• Short task:
Of the lines in the listing below, how many hold "City"? Answer with the number only.

• Data lines:
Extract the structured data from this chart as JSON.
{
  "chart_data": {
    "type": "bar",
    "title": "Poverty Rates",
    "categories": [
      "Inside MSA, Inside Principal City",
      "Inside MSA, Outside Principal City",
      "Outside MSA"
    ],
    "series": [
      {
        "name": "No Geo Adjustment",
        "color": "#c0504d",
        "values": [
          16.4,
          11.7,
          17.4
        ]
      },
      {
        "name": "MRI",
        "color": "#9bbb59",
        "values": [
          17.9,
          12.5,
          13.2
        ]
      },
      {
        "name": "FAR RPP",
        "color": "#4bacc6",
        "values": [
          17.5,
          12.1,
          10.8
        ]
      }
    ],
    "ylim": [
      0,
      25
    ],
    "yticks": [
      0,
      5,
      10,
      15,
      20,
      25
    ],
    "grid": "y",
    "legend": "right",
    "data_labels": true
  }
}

• Exercise answer:
2